Given task: Reproduce the data in its entirety, exactly as supplied.

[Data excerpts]

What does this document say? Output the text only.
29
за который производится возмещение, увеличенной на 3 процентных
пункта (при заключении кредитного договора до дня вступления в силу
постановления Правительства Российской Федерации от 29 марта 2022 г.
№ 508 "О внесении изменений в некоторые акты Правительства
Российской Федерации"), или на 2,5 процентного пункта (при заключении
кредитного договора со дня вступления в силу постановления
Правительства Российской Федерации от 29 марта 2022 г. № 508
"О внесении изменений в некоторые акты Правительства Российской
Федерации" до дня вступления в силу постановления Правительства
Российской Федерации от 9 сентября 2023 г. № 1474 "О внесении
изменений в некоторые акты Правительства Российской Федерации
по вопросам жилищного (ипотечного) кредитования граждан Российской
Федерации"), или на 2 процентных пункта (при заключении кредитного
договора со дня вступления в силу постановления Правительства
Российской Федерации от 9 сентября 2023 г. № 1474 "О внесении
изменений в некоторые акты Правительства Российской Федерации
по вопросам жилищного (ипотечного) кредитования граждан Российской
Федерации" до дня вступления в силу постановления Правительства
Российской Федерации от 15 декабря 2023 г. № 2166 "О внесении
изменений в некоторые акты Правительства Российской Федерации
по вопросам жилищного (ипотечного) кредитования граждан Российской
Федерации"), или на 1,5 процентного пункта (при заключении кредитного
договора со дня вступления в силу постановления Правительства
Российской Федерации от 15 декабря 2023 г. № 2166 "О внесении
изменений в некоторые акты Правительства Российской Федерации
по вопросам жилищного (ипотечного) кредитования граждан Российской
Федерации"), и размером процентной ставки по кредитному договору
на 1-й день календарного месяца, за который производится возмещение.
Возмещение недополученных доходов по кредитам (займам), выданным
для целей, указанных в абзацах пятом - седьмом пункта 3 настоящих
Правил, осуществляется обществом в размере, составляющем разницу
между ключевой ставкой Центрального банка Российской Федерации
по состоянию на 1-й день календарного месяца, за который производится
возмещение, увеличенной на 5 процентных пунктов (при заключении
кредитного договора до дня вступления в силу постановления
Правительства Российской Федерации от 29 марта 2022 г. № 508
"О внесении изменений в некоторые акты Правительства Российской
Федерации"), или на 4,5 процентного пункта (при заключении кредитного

Written response:
What does this document say? Output the text only.
29
за который производится возмещение, увеличенной на 3 процентных
пункта (при заключении кредитного договора до дня вступления в силу
постановления Правительства Российской Федерации от 29 марта 2022 г.
№ 508 "О внесении изменений в некоторые акты Правительства
Российской Федерации"), или на 2,5 процентного пункта (при заключении
кредитного договора со дня вступления в силу постановления
Правительства Российской Федерации от 29 марта 2022 г. № 508
"О внесении изменений в некоторые акты Правительства Российской
Федерации" до дня вступления в силу постановления Правительства
Российской Федерации от 9 сентября 2023 г. № 1474 "О внесении
изменений в некоторые акты Правительства Российской Федерации
по вопросам жилищного (ипотечного) кредитования граждан Российской
Федерации"), или на 2 процентных пункта (при заключении кредитного
договора со дня вступления в силу постановления Правительства
Российской Федерации от 9 сентября 2023 г. № 1474 "О внесении
изменений в некоторые акты Правительства Российской Федерации
по вопросам жилищного (ипотечного) кредитования граждан Российской
Федерации" до дня вступления в силу постановления Правительства
Российской Федерации от 15 декабря 2023 г. № 2166 "О внесении
изменений в некоторые акты Правительства Российской Федерации
по вопросам жилищного (ипотечного) кредитования граждан Российской
Федерации"), или на 1,5 процентного пункта (при заключении кредитного
договора со дня вступления в силу постановления Правительства
Российской Федерации от 15 декабря 2023 г. № 2166 "О внесении
изменений в некоторые акты Правительства Российской Федерации
по вопросам жилищного (ипотечного) кредитования граждан Российской
Федерации"), и размером процентной ставки по кредитному договору
на 1-й день календарного месяца, за который производится возмещение.
Возмещение недополученных доходов по кредитам (займам), выданным
для целей, указанных в абзацах пятом - седьмом пункта 3 настоящих
Правил, осуществляется обществом в размере, составляющем разницу
между ключевой ставкой Центрального банка Российской Федерации
по состоянию на 1-й день календарного месяца, за который производится
возмещение, увеличенной на 5 процентных пунктов (при заключении
кредитного договора до дня вступления в силу постановления
Правительства Российской Федерации от 29 марта 2022 г. № 508
"О внесении изменений в некоторые акты Правительства Российской
Федерации"), или на 4,5 процентного пункта (при заключении кредитного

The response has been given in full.